> _DATA SHOWN_:
========
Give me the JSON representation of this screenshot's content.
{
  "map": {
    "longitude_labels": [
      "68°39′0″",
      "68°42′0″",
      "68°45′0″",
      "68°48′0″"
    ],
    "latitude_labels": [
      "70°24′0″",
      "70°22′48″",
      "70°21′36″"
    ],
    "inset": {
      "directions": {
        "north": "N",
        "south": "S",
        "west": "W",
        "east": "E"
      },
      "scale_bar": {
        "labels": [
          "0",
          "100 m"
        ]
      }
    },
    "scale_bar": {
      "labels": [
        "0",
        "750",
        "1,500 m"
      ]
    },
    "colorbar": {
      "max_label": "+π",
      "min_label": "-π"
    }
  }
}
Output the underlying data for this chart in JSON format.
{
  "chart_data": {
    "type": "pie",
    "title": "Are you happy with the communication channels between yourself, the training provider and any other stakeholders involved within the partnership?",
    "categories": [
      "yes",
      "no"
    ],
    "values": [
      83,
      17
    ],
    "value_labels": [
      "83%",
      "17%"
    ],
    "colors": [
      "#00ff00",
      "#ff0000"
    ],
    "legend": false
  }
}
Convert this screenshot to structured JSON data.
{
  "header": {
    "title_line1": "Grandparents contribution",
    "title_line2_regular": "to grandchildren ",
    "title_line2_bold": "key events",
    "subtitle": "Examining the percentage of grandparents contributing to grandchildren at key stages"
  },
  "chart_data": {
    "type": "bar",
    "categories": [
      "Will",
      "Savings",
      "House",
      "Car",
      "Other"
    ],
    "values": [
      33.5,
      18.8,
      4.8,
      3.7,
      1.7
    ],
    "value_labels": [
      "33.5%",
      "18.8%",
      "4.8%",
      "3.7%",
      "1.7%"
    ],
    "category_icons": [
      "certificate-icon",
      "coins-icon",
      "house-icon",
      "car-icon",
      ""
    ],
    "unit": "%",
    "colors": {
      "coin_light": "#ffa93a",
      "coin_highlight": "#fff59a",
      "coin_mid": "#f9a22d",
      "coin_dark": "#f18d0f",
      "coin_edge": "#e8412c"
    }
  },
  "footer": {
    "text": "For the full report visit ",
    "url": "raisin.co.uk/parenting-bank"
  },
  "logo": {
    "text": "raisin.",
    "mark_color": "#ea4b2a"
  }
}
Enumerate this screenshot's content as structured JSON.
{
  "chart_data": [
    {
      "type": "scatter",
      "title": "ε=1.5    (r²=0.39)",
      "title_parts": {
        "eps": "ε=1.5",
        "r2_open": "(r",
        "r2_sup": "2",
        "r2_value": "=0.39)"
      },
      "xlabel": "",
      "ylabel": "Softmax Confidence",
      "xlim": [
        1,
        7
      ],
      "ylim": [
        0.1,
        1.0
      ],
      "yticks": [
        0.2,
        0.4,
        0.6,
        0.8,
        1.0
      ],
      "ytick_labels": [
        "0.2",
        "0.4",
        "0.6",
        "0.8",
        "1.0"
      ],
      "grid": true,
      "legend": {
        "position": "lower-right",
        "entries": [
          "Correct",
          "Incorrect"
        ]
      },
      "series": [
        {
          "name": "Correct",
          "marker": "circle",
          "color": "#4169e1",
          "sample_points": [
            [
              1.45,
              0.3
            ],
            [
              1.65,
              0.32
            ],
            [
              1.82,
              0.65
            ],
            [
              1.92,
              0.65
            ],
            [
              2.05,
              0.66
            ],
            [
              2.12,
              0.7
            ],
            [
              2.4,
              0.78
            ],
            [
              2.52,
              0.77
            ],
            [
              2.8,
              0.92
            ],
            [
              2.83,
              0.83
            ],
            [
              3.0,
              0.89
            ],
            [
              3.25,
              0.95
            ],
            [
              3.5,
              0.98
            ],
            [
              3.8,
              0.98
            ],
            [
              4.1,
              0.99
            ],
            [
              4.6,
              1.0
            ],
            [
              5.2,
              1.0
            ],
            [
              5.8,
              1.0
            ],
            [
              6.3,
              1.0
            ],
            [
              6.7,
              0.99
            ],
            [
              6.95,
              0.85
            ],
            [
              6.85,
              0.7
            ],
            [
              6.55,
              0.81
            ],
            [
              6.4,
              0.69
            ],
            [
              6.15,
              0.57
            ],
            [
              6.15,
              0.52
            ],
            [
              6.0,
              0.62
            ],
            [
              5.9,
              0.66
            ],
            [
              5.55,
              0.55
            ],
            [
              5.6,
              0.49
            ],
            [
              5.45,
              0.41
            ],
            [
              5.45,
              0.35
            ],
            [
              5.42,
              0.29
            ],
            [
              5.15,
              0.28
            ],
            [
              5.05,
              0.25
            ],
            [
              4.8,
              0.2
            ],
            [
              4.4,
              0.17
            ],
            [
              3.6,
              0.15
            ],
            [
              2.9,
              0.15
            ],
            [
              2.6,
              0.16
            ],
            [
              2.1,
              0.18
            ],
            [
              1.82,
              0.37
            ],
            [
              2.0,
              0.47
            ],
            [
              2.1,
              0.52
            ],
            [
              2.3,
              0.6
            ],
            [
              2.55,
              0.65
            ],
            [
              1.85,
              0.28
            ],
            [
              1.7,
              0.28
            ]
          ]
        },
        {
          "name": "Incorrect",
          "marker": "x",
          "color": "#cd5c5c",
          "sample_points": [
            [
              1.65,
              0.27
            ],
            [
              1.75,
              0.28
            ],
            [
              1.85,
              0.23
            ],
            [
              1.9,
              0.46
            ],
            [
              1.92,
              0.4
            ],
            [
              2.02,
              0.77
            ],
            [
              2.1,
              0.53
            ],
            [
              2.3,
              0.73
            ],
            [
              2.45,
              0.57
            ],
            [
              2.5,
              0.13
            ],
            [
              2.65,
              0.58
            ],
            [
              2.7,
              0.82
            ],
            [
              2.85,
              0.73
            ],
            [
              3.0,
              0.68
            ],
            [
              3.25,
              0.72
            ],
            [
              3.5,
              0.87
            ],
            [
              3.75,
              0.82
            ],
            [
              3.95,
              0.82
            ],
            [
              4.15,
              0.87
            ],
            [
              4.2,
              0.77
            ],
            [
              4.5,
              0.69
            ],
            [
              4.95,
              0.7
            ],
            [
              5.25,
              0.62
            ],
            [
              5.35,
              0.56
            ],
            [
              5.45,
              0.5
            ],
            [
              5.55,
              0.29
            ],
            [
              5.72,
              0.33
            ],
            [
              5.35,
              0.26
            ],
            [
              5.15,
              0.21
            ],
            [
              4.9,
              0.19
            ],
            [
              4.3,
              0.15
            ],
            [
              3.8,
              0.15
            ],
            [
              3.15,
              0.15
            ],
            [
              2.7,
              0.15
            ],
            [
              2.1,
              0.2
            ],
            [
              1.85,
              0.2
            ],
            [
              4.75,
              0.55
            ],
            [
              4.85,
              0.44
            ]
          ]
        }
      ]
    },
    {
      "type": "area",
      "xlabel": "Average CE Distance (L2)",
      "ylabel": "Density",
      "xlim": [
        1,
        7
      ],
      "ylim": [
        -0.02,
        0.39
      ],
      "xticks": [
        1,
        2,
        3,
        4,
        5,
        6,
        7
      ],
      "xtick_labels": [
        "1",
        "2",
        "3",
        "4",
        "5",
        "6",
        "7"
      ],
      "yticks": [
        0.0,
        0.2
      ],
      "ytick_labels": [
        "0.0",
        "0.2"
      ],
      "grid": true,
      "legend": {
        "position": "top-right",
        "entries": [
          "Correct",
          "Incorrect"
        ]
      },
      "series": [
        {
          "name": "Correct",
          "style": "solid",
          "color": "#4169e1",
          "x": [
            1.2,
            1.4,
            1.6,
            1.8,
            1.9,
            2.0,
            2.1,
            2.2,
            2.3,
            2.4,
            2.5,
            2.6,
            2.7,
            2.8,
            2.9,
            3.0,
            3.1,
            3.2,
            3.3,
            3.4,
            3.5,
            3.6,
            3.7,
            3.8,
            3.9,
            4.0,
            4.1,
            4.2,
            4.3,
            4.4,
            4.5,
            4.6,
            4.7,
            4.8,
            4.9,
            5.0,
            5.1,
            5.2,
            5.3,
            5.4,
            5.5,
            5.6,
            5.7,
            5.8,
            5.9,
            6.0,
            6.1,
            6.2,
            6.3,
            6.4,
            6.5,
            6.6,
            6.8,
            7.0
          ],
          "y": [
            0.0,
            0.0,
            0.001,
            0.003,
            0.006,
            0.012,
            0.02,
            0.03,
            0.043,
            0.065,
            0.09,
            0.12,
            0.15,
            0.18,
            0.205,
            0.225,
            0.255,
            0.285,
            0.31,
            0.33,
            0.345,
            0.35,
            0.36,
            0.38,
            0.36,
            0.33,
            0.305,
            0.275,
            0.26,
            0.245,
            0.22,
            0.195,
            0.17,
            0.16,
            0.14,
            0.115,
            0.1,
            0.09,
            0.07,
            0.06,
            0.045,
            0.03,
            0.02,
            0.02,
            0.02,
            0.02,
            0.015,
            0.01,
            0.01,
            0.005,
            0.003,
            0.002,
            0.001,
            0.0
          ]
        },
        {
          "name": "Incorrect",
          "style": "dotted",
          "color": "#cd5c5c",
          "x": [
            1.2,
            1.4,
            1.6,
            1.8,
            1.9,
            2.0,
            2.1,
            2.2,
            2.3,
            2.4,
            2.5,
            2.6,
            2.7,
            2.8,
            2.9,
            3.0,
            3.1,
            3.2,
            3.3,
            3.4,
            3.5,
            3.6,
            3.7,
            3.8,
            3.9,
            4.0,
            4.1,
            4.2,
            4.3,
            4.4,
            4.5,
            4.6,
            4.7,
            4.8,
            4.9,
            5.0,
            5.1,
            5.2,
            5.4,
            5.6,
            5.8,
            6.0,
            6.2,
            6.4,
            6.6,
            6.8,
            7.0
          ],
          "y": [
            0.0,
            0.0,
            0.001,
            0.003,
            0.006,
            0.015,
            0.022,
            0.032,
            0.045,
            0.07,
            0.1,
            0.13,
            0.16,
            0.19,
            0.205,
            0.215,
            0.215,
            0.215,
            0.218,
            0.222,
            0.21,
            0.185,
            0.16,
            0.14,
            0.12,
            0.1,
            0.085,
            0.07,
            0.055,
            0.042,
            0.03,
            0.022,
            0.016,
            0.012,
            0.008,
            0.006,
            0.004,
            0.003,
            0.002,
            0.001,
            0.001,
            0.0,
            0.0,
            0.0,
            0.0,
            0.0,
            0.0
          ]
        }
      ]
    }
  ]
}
========
> _GIVEN INSTRUCTION_: Track down all lines above with the string "xlabel" and copy them.

> _EXPECTED ANSWER_:
      "xlabel": "",
      "xlabel": "Average CE Distance (L2)",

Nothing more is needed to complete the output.